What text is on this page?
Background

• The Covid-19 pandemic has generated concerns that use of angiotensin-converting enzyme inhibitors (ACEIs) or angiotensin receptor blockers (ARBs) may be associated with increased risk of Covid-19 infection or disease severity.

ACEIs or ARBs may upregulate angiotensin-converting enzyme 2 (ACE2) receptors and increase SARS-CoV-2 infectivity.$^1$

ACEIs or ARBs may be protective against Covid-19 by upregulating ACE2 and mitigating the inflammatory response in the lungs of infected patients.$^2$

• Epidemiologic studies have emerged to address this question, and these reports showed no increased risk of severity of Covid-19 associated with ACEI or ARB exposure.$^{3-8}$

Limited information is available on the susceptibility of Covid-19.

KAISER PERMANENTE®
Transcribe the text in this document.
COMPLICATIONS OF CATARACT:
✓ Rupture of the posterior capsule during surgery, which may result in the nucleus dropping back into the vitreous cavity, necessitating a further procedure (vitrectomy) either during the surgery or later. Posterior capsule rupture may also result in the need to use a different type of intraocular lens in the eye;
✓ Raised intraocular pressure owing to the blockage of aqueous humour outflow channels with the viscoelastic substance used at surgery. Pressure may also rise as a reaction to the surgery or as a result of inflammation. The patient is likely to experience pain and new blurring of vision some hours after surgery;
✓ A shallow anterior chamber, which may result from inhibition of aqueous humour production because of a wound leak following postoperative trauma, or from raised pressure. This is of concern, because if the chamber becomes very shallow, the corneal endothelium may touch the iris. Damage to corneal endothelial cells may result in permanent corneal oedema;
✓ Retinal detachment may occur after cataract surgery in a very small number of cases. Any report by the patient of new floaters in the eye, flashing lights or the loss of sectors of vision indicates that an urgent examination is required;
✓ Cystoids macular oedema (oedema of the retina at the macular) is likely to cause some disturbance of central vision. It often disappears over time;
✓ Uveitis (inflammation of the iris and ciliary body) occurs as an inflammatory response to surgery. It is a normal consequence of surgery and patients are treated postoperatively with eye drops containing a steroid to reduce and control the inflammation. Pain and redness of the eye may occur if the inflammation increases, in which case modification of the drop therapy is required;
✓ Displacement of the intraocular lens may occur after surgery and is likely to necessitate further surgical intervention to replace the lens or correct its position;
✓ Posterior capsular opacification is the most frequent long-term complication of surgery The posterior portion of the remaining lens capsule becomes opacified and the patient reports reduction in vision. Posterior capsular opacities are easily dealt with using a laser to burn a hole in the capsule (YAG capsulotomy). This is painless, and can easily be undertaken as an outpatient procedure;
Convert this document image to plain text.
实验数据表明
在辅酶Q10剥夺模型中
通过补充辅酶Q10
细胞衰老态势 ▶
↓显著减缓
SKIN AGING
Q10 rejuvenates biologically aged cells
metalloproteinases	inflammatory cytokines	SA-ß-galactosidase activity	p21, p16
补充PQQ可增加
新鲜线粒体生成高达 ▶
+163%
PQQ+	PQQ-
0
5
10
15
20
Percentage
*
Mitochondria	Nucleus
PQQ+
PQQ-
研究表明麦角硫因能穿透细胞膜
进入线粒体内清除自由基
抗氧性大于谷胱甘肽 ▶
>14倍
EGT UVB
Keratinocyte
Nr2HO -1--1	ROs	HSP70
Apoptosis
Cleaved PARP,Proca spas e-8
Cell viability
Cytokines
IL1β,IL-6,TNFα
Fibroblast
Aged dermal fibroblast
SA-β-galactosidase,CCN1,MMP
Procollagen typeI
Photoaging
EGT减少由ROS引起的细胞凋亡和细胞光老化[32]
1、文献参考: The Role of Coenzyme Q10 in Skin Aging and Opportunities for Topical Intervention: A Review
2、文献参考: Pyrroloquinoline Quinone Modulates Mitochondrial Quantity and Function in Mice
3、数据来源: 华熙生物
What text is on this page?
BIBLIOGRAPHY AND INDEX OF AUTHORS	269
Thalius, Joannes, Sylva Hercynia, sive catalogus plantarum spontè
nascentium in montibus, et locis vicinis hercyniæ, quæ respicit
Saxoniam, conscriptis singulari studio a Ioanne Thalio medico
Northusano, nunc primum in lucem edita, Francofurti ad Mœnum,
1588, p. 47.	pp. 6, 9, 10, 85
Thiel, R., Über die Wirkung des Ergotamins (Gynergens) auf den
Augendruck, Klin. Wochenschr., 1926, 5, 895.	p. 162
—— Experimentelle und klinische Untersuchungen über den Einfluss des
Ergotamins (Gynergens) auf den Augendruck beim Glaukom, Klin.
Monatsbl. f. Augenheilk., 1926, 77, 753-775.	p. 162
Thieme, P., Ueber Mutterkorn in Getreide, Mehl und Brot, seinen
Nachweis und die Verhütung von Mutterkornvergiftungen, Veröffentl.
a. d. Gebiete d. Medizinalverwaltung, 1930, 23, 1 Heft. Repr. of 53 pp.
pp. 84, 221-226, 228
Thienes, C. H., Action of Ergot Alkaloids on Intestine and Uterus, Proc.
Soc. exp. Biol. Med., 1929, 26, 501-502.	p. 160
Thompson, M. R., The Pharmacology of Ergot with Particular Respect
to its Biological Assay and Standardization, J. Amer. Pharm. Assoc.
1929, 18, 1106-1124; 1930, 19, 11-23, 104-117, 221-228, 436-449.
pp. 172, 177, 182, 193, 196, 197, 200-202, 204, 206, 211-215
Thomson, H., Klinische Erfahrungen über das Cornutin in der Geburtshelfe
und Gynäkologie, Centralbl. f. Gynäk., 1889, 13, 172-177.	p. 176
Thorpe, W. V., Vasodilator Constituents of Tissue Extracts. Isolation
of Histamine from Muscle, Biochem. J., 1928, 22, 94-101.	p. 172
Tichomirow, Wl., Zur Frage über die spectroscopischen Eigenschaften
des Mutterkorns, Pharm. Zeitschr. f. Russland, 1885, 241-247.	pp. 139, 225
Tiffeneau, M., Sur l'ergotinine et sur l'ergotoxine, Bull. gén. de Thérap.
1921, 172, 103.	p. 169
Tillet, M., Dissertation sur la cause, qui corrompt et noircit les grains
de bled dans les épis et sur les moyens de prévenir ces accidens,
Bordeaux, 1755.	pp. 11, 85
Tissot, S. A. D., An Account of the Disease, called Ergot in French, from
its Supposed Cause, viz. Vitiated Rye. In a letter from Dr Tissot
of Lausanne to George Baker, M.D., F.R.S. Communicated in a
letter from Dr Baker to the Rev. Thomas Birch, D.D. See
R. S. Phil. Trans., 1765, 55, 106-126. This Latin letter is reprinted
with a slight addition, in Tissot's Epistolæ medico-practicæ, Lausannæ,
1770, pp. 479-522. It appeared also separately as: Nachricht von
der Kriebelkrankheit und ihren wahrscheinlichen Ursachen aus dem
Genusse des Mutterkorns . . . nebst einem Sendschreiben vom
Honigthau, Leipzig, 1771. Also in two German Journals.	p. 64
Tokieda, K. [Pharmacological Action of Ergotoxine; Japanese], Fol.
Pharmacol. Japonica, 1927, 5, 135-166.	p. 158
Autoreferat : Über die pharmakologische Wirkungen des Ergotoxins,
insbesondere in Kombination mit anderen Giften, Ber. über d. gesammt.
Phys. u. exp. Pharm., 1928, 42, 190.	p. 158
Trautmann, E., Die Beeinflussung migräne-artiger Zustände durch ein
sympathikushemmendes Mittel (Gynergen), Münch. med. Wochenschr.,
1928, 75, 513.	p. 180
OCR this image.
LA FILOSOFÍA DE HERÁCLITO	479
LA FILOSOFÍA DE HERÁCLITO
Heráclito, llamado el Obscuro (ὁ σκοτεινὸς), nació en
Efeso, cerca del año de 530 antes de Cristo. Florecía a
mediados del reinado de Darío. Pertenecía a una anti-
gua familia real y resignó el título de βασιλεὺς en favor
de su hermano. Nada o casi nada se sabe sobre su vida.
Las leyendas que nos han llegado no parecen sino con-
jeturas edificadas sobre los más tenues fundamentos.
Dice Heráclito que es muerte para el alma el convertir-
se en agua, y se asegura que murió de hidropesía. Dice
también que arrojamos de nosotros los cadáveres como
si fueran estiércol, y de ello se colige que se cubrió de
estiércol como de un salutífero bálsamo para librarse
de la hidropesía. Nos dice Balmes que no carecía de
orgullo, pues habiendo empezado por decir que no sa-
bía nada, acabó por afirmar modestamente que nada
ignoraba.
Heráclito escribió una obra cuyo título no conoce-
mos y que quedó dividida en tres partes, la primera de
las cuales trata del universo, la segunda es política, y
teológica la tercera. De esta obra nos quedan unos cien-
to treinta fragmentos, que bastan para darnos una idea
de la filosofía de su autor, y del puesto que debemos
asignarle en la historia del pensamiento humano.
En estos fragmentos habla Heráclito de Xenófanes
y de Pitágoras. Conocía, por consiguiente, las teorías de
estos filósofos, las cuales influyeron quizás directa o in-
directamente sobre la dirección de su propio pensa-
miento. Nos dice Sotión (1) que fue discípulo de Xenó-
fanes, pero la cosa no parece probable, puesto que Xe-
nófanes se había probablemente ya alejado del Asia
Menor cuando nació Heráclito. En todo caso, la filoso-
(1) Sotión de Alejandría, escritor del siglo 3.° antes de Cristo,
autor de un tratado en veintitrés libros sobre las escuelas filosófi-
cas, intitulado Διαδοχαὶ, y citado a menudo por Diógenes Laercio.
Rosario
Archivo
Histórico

• Exercise aim: Return every line from the entries that holds the string "estiércol".

• Answer to this problem:
si fueran estiércol, y de ello se colige que se cubrió de
estiércol como de un salutífero bálsamo para librarse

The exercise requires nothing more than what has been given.